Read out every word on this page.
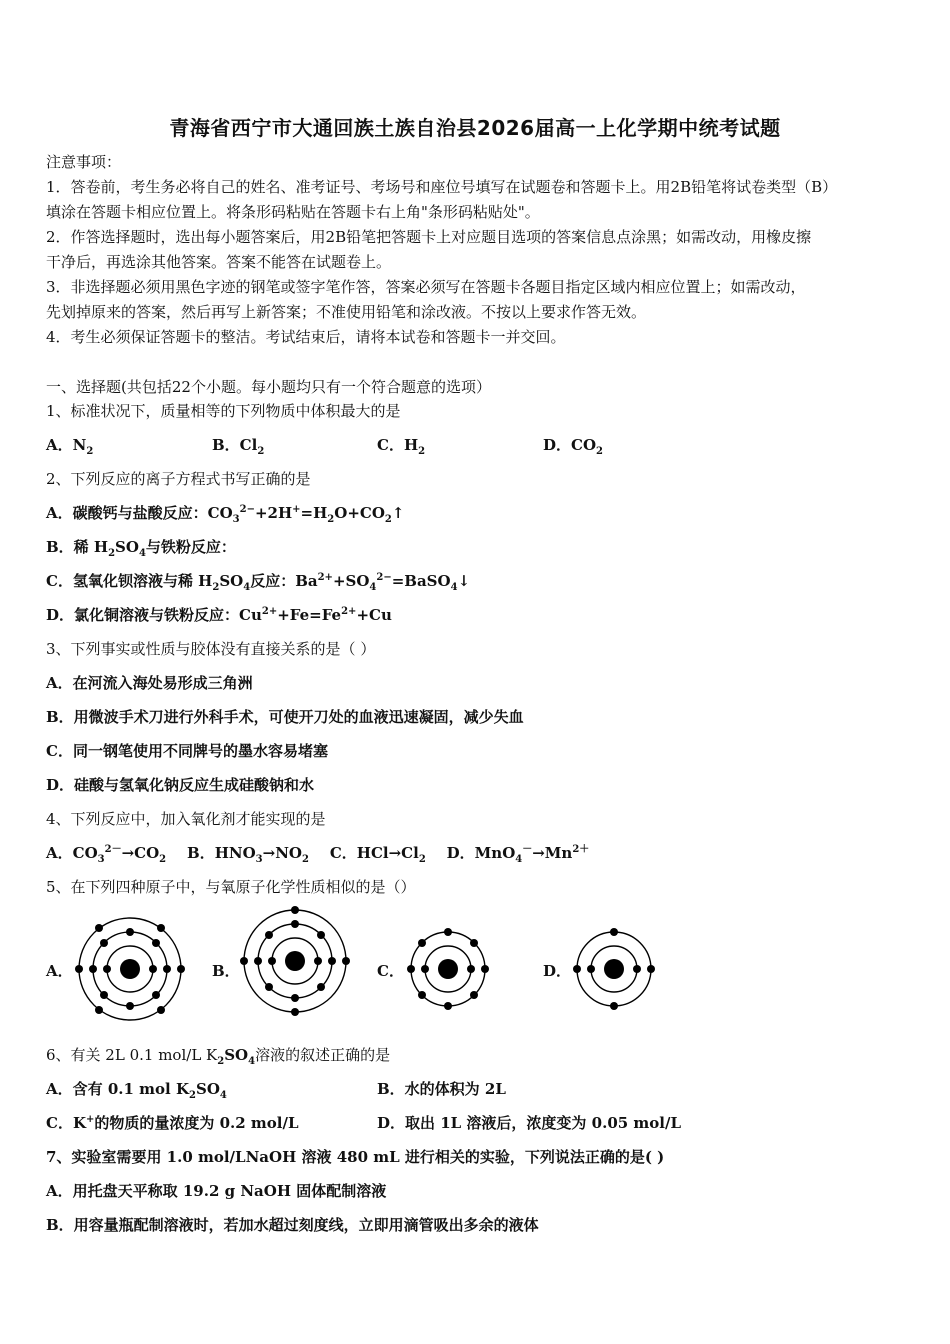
青海省西宁市大通回族土族自治县2026届高一上化学期中统考试题
注意事项：
1．答卷前，考生务必将自己的姓名、准考证号、考场号和座位号填写在试题卷和答题卡上。用2B铅笔将试卷类型（B）
填涂在答题卡相应位置上。将条形码粘贴在答题卡右上角"条形码粘贴处"。
2．作答选择题时，选出每小题答案后，用2B铅笔把答题卡上对应题目选项的答案信息点涂黑；如需改动，用橡皮擦
干净后，再选涂其他答案。答案不能答在试题卷上。
3．非选择题必须用黑色字迹的钢笔或签字笔作答，答案必须写在答题卡各题目指定区域内相应位置上；如需改动，
先划掉原来的答案，然后再写上新答案；不准使用铅笔和涂改液。不按以上要求作答无效。
4．考生必须保证答题卡的整洁。考试结束后，请将本试卷和答题卡一并交回。
一、选择题(共包括22个小题。每小题均只有一个符合题意的选项）
1、标准状况下，质量相等的下列物质中体积最大的是
A．$N_2$	B．$Cl_2$	C．$H_2$	D．$CO_2$
2、下列反应的离子方程式书写正确的是
A．碳酸钙与盐酸反应：$CO_3^{2-}+2H^+=H_2O+CO_2↑$
B．稀 $H_2SO_4$与铁粉反应：
C．氢氧化钡溶液与稀 $H_2SO_4$反应：$Ba^{2+}+SO_4^{2-}=BaSO_4↓$
D．氯化铜溶液与铁粉反应：$Cu^{2+}+Fe=Fe^{2+}+Cu$
3、下列事实或性质与胶体没有直接关系的是（ ）
A．在河流入海处易形成三角洲
B．用微波手术刀进行外科手术，可使开刀处的血液迅速凝固，减少失血
C．同一钢笔使用不同牌号的墨水容易堵塞
D．硅酸与氢氧化钠反应生成硅酸钠和水
4、下列反应中，加入氧化剂才能实现的是
A．$CO_3^{2-}\to CO_2$ B．$HNO_3\to NO_2$ C．$HCl\to Cl_2$ D．$MnO_4^-\to Mn^{2+}$
5、在下列四种原子中，与氧原子化学性质相似的是（）
A．	B．	C．	D．
6、有关 2L 0.1 mol/L $K_2SO_4$溶液的叙述正确的是
A．含有 0.1 mol $K_2SO_4$	B．水的体积为 2L
C．K+的物质的量浓度为 0.2 mol/L	D．取出 1L 溶液后，浓度变为 0.05 mol/L
7、实验室需要用 1.0 mol/LNaOH 溶液 480 mL 进行相关的实验，下列说法正确的是( )
A．用托盘天平称取 19.2 g NaOH 固体配制溶液
B．用容量瓶配制溶液时，若加水超过刻度线，立即用滴管吸出多余的液体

________________________

What is required → Return the listing above word for word, with the pictures removed.

Solution to the exercise →
Read out every word on this page.
青海省西宁市大通回族土族自治县2026届高一上化学期中统考试题
注意事项：
1．答卷前，考生务必将自己的姓名、准考证号、考场号和座位号填写在试题卷和答题卡上。用2B铅笔将试卷类型（B）
填涂在答题卡相应位置上。将条形码粘贴在答题卡右上角"条形码粘贴处"。
2．作答选择题时，选出每小题答案后，用2B铅笔把答题卡上对应题目选项的答案信息点涂黑；如需改动，用橡皮擦
干净后，再选涂其他答案。答案不能答在试题卷上。
3．非选择题必须用黑色字迹的钢笔或签字笔作答，答案必须写在答题卡各题目指定区域内相应位置上；如需改动，
先划掉原来的答案，然后再写上新答案；不准使用铅笔和涂改液。不按以上要求作答无效。
4．考生必须保证答题卡的整洁。考试结束后，请将本试卷和答题卡一并交回。
一、选择题(共包括22个小题。每小题均只有一个符合题意的选项）
1、标准状况下，质量相等的下列物质中体积最大的是
A．$N_2$	B．$Cl_2$	C．$H_2$	D．$CO_2$
2、下列反应的离子方程式书写正确的是
A．碳酸钙与盐酸反应：$CO_3^{2-}+2H^+=H_2O+CO_2↑$
B．稀 $H_2SO_4$与铁粉反应：
C．氢氧化钡溶液与稀 $H_2SO_4$反应：$Ba^{2+}+SO_4^{2-}=BaSO_4↓$
D．氯化铜溶液与铁粉反应：$Cu^{2+}+Fe=Fe^{2+}+Cu$
3、下列事实或性质与胶体没有直接关系的是（ ）
A．在河流入海处易形成三角洲
B．用微波手术刀进行外科手术，可使开刀处的血液迅速凝固，减少失血
C．同一钢笔使用不同牌号的墨水容易堵塞
D．硅酸与氢氧化钠反应生成硅酸钠和水
4、下列反应中，加入氧化剂才能实现的是
A．$CO_3^{2-}\to CO_2$ B．$HNO_3\to NO_2$ C．$HCl\to Cl_2$ D．$MnO_4^-\to Mn^{2+}$
5、在下列四种原子中，与氧原子化学性质相似的是（）
A．	B．	C．	D．
6、有关 2L 0.1 mol/L $K_2SO_4$溶液的叙述正确的是
A．含有 0.1 mol $K_2SO_4$	B．水的体积为 2L
C．K+的物质的量浓度为 0.2 mol/L	D．取出 1L 溶液后，浓度变为 0.05 mol/L
7、实验室需要用 1.0 mol/LNaOH 溶液 480 mL 进行相关的实验，下列说法正确的是( )
A．用托盘天平称取 19.2 g NaOH 固体配制溶液
B．用容量瓶配制溶液时，若加水超过刻度线，立即用滴管吸出多余的液体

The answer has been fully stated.